▶ **Recorded data**:
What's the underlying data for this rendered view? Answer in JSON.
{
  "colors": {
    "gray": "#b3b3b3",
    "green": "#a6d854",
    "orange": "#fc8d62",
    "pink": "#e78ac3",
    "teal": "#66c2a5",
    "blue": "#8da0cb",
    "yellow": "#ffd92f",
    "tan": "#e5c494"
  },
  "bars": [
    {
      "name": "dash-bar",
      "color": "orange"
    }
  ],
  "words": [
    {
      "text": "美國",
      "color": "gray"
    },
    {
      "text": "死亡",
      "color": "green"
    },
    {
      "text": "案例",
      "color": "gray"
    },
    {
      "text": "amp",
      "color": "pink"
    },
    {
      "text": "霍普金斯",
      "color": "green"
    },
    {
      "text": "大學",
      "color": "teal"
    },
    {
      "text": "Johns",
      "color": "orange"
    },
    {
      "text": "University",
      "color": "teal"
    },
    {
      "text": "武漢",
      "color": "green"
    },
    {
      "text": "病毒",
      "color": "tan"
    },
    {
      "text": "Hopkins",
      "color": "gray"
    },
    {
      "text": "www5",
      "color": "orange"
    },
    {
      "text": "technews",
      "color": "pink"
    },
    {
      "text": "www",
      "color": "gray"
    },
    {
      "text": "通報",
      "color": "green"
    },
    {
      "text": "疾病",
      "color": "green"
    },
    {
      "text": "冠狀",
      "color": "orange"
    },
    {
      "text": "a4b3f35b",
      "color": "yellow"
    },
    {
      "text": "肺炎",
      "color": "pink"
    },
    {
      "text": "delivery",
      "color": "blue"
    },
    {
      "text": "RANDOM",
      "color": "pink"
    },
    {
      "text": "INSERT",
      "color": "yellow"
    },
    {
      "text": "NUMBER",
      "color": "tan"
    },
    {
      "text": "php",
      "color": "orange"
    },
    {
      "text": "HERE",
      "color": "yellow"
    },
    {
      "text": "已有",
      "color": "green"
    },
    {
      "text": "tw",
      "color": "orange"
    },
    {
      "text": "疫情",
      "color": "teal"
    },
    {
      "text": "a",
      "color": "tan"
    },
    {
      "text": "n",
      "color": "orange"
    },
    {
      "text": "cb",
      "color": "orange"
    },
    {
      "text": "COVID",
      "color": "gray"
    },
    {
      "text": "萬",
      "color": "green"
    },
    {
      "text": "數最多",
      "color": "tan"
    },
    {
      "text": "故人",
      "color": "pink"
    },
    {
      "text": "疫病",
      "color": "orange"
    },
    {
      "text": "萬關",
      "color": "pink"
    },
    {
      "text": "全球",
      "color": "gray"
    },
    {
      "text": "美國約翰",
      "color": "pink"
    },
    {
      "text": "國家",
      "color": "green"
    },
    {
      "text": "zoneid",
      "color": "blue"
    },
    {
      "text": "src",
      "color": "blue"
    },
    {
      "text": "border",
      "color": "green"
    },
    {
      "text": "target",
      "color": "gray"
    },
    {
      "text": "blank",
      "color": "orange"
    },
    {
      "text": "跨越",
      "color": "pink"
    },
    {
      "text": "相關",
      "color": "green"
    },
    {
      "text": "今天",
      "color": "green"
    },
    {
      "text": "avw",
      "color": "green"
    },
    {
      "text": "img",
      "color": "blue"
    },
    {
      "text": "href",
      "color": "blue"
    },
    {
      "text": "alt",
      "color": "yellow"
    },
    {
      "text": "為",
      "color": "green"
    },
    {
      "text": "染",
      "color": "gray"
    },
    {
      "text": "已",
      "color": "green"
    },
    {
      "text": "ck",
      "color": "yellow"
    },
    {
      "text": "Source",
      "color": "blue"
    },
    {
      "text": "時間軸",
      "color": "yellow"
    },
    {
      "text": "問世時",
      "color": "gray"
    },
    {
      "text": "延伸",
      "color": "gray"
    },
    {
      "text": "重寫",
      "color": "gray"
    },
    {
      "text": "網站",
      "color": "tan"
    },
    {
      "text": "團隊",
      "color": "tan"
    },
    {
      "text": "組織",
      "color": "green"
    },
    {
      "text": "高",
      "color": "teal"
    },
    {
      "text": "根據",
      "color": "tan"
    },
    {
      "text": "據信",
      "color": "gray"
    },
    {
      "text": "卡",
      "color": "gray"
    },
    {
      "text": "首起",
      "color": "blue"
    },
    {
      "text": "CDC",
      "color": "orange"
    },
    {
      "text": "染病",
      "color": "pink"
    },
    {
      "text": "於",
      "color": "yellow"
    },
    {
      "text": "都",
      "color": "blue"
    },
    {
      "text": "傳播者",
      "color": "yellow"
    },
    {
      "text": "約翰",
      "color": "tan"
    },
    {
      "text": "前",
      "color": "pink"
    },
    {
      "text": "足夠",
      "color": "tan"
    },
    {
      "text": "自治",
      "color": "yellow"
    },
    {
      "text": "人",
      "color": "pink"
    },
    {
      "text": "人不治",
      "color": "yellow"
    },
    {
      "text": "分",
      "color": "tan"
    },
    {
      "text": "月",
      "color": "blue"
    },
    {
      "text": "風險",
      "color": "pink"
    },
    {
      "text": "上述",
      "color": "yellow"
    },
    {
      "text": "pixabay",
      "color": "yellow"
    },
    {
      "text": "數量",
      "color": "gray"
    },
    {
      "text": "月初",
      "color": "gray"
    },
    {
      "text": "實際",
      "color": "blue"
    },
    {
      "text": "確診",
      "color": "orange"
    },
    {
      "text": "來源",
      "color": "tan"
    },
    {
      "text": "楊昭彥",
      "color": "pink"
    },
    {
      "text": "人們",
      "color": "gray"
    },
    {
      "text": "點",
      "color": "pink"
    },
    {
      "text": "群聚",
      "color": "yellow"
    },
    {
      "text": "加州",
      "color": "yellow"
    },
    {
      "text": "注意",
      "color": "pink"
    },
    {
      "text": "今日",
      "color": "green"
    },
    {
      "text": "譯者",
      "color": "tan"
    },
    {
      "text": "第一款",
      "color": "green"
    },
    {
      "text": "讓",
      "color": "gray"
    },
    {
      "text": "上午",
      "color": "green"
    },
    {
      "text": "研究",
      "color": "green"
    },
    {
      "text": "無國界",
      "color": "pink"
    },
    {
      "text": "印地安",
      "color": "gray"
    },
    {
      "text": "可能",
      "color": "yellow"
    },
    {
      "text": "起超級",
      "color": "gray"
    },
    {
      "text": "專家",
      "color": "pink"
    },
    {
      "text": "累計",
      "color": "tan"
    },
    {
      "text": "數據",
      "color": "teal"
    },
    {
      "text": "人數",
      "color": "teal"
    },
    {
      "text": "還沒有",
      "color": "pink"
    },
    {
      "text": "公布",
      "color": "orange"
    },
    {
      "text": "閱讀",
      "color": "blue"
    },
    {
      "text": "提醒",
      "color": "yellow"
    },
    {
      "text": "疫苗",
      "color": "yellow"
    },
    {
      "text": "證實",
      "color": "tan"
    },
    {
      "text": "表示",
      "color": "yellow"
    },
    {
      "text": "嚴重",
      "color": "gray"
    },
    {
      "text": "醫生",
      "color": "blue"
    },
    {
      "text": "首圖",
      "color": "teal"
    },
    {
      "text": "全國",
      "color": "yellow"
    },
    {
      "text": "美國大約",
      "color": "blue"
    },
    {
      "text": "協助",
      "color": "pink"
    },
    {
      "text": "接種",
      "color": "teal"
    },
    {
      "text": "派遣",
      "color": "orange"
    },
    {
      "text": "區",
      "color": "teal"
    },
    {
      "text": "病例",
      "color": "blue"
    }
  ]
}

▶ **Exercise description**:
Extract all the material, leaving every line as it is.

▶ **Answer to this task**:
What's the underlying data for this rendered view? Answer in JSON.
{
  "colors": {
    "gray": "#b3b3b3",
    "green": "#a6d854",
    "orange": "#fc8d62",
    "pink": "#e78ac3",
    "teal": "#66c2a5",
    "blue": "#8da0cb",
    "yellow": "#ffd92f",
    "tan": "#e5c494"
  },
  "bars": [
    {
      "name": "dash-bar",
      "color": "orange"
    }
  ],
  "words": [
    {
      "text": "美國",
      "color": "gray"
    },
    {
      "text": "死亡",
      "color": "green"
    },
    {
      "text": "案例",
      "color": "gray"
    },
    {
      "text": "amp",
      "color": "pink"
    },
    {
      "text": "霍普金斯",
      "color": "green"
    },
    {
      "text": "大學",
      "color": "teal"
    },
    {
      "text": "Johns",
      "color": "orange"
    },
    {
      "text": "University",
      "color": "teal"
    },
    {
      "text": "武漢",
      "color": "green"
    },
    {
      "text": "病毒",
      "color": "tan"
    },
    {
      "text": "Hopkins",
      "color": "gray"
    },
    {
      "text": "www5",
      "color": "orange"
    },
    {
      "text": "technews",
      "color": "pink"
    },
    {
      "text": "www",
      "color": "gray"
    },
    {
      "text": "通報",
      "color": "green"
    },
    {
      "text": "疾病",
      "color": "green"
    },
    {
      "text": "冠狀",
      "color": "orange"
    },
    {
      "text": "a4b3f35b",
      "color": "yellow"
    },
    {
      "text": "肺炎",
      "color": "pink"
    },
    {
      "text": "delivery",
      "color": "blue"
    },
    {
      "text": "RANDOM",
      "color": "pink"
    },
    {
      "text": "INSERT",
      "color": "yellow"
    },
    {
      "text": "NUMBER",
      "color": "tan"
    },
    {
      "text": "php",
      "color": "orange"
    },
    {
      "text": "HERE",
      "color": "yellow"
    },
    {
      "text": "已有",
      "color": "green"
    },
    {
      "text": "tw",
      "color": "orange"
    },
    {
      "text": "疫情",
      "color": "teal"
    },
    {
      "text": "a",
      "color": "tan"
    },
    {
      "text": "n",
      "color": "orange"
    },
    {
      "text": "cb",
      "color": "orange"
    },
    {
      "text": "COVID",
      "color": "gray"
    },
    {
      "text": "萬",
      "color": "green"
    },
    {
      "text": "數最多",
      "color": "tan"
    },
    {
      "text": "故人",
      "color": "pink"
    },
    {
      "text": "疫病",
      "color": "orange"
    },
    {
      "text": "萬關",
      "color": "pink"
    },
    {
      "text": "全球",
      "color": "gray"
    },
    {
      "text": "美國約翰",
      "color": "pink"
    },
    {
      "text": "國家",
      "color": "green"
    },
    {
      "text": "zoneid",
      "color": "blue"
    },
    {
      "text": "src",
      "color": "blue"
    },
    {
      "text": "border",
      "color": "green"
    },
    {
      "text": "target",
      "color": "gray"
    },
    {
      "text": "blank",
      "color": "orange"
    },
    {
      "text": "跨越",
      "color": "pink"
    },
    {
      "text": "相關",
      "color": "green"
    },
    {
      "text": "今天",
      "color": "green"
    },
    {
      "text": "avw",
      "color": "green"
    },
    {
      "text": "img",
      "color": "blue"
    },
    {
      "text": "href",
      "color": "blue"
    },
    {
      "text": "alt",
      "color": "yellow"
    },
    {
      "text": "為",
      "color": "green"
    },
    {
      "text": "染",
      "color": "gray"
    },
    {
      "text": "已",
      "color": "green"
    },
    {
      "text": "ck",
      "color": "yellow"
    },
    {
      "text": "Source",
      "color": "blue"
    },
    {
      "text": "時間軸",
      "color": "yellow"
    },
    {
      "text": "問世時",
      "color": "gray"
    },
    {
      "text": "延伸",
      "color": "gray"
    },
    {
      "text": "重寫",
      "color": "gray"
    },
    {
      "text": "網站",
      "color": "tan"
    },
    {
      "text": "團隊",
      "color": "tan"
    },
    {
      "text": "組織",
      "color": "green"
    },
    {
      "text": "高",
      "color": "teal"
    },
    {
      "text": "根據",
      "color": "tan"
    },
    {
      "text": "據信",
      "color": "gray"
    },
    {
      "text": "卡",
      "color": "gray"
    },
    {
      "text": "首起",
      "color": "blue"
    },
    {
      "text": "CDC",
      "color": "orange"
    },
    {
      "text": "染病",
      "color": "pink"
    },
    {
      "text": "於",
      "color": "yellow"
    },
    {
      "text": "都",
      "color": "blue"
    },
    {
      "text": "傳播者",
      "color": "yellow"
    },
    {
      "text": "約翰",
      "color": "tan"
    },
    {
      "text": "前",
      "color": "pink"
    },
    {
      "text": "足夠",
      "color": "tan"
    },
    {
      "text": "自治",
      "color": "yellow"
    },
    {
      "text": "人",
      "color": "pink"
    },
    {
      "text": "人不治",
      "color": "yellow"
    },
    {
      "text": "分",
      "color": "tan"
    },
    {
      "text": "月",
      "color": "blue"
    },
    {
      "text": "風險",
      "color": "pink"
    },
    {
      "text": "上述",
      "color": "yellow"
    },
    {
      "text": "pixabay",
      "color": "yellow"
    },
    {
      "text": "數量",
      "color": "gray"
    },
    {
      "text": "月初",
      "color": "gray"
    },
    {
      "text": "實際",
      "color": "blue"
    },
    {
      "text": "確診",
      "color": "orange"
    },
    {
      "text": "來源",
      "color": "tan"
    },
    {
      "text": "楊昭彥",
      "color": "pink"
    },
    {
      "text": "人們",
      "color": "gray"
    },
    {
      "text": "點",
      "color": "pink"
    },
    {
      "text": "群聚",
      "color": "yellow"
    },
    {
      "text": "加州",
      "color": "yellow"
    },
    {
      "text": "注意",
      "color": "pink"
    },
    {
      "text": "今日",
      "color": "green"
    },
    {
      "text": "譯者",
      "color": "tan"
    },
    {
      "text": "第一款",
      "color": "green"
    },
    {
      "text": "讓",
      "color": "gray"
    },
    {
      "text": "上午",
      "color": "green"
    },
    {
      "text": "研究",
      "color": "green"
    },
    {
      "text": "無國界",
      "color": "pink"
    },
    {
      "text": "印地安",
      "color": "gray"
    },
    {
      "text": "可能",
      "color": "yellow"
    },
    {
      "text": "起超級",
      "color": "gray"
    },
    {
      "text": "專家",
      "color": "pink"
    },
    {
      "text": "累計",
      "color": "tan"
    },
    {
      "text": "數據",
      "color": "teal"
    },
    {
      "text": "人數",
      "color": "teal"
    },
    {
      "text": "還沒有",
      "color": "pink"
    },
    {
      "text": "公布",
      "color": "orange"
    },
    {
      "text": "閱讀",
      "color": "blue"
    },
    {
      "text": "提醒",
      "color": "yellow"
    },
    {
      "text": "疫苗",
      "color": "yellow"
    },
    {
      "text": "證實",
      "color": "tan"
    },
    {
      "text": "表示",
      "color": "yellow"
    },
    {
      "text": "嚴重",
      "color": "gray"
    },
    {
      "text": "醫生",
      "color": "blue"
    },
    {
      "text": "首圖",
      "color": "teal"
    },
    {
      "text": "全國",
      "color": "yellow"
    },
    {
      "text": "美國大約",
      "color": "blue"
    },
    {
      "text": "協助",
      "color": "pink"
    },
    {
      "text": "接種",
      "color": "teal"
    },
    {
      "text": "派遣",
      "color": "orange"
    },
    {
      "text": "區",
      "color": "teal"
    },
    {
      "text": "病例",
      "color": "blue"
    }
  ]
}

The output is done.